Records for processing:
---------------

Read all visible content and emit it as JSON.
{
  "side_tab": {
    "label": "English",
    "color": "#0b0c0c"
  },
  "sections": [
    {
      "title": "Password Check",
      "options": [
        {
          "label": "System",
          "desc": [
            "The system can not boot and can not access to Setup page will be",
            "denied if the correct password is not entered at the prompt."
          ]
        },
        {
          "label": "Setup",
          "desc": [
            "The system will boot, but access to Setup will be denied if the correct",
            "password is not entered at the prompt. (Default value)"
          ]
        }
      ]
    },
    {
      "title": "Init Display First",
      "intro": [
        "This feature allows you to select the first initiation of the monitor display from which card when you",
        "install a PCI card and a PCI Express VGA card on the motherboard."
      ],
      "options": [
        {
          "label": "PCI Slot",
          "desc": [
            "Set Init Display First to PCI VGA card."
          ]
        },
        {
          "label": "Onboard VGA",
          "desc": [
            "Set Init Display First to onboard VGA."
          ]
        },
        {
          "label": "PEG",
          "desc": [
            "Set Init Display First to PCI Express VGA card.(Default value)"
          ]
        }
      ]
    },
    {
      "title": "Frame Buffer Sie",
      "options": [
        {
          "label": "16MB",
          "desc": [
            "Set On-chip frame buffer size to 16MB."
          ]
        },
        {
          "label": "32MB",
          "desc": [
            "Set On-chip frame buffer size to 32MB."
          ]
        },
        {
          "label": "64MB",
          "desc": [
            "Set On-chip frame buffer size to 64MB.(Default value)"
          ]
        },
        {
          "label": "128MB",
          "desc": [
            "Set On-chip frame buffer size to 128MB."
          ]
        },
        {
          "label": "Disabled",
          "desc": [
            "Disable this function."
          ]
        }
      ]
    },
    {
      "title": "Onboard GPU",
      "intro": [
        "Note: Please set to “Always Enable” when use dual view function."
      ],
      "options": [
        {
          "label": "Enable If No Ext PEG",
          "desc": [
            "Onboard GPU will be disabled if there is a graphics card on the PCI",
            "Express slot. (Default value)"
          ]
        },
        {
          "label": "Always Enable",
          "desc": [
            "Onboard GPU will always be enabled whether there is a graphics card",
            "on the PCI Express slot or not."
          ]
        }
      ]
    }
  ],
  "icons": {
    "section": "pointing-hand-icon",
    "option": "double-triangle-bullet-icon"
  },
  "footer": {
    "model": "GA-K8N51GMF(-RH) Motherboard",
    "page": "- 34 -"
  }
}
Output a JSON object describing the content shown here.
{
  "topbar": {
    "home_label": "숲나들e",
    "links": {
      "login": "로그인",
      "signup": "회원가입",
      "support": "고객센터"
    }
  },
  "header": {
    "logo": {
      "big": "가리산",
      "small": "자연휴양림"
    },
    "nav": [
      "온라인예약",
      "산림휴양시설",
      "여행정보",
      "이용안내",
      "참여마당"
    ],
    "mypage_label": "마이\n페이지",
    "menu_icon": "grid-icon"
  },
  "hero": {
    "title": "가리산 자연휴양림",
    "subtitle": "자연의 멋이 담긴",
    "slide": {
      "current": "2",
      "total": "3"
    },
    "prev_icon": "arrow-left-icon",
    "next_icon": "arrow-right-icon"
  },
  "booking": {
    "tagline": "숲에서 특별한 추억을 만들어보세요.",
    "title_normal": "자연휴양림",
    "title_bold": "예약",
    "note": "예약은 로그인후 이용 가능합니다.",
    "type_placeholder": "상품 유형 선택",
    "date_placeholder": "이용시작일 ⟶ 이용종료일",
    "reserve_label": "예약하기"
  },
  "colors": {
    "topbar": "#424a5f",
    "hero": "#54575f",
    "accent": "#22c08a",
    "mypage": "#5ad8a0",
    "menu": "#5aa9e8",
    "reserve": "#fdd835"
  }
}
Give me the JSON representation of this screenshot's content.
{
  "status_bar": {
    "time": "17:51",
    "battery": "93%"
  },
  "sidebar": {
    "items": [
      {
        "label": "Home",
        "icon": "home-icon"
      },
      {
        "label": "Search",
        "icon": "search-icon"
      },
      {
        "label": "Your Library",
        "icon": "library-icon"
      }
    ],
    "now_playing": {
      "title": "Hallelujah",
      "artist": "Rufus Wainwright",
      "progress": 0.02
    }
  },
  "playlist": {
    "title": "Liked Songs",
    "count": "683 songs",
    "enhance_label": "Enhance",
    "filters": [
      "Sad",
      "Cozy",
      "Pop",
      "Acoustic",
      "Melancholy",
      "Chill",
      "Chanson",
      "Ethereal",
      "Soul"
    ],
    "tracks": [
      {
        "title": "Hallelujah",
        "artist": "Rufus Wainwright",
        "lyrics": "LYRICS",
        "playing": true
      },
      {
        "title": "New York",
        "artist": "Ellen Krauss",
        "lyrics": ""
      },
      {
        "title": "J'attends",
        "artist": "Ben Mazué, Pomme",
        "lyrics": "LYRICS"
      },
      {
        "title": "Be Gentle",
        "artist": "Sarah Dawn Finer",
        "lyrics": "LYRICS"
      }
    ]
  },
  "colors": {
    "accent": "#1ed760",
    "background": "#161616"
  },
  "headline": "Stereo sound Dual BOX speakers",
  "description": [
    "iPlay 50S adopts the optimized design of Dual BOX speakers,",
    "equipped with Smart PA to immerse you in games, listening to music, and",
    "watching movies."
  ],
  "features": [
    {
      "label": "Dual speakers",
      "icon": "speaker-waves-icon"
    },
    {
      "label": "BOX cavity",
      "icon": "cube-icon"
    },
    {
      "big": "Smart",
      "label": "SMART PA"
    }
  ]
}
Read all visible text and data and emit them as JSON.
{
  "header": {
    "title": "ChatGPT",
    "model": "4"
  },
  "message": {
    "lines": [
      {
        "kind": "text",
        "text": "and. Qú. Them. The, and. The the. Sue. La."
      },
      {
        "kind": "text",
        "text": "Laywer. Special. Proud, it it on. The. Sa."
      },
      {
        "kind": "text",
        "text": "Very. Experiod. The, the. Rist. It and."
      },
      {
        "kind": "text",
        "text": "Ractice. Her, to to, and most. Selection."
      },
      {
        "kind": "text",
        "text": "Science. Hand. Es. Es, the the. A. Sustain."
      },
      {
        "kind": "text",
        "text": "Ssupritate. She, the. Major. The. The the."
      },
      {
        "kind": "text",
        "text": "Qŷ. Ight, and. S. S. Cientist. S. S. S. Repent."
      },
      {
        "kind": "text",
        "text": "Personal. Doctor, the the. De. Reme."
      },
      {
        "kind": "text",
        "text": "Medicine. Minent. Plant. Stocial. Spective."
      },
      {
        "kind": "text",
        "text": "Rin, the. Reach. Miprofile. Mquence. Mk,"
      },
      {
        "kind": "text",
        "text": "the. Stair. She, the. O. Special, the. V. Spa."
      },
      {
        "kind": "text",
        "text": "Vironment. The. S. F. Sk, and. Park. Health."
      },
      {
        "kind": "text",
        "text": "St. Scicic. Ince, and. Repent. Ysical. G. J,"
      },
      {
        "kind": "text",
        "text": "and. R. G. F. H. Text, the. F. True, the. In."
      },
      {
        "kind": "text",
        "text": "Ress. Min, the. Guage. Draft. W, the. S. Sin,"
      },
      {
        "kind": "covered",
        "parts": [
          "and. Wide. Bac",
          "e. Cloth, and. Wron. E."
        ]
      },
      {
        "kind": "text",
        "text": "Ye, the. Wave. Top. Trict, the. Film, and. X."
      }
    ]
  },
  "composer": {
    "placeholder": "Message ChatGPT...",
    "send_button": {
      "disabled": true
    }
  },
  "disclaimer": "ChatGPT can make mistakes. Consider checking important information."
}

---------------

Task brief:
Pick out the lines that include the word "correct" and write them out.

Solution to this problem:
            "denied if the correct password is not entered at the prompt."
            "The system will boot, but access to Setup will be denied if the correct",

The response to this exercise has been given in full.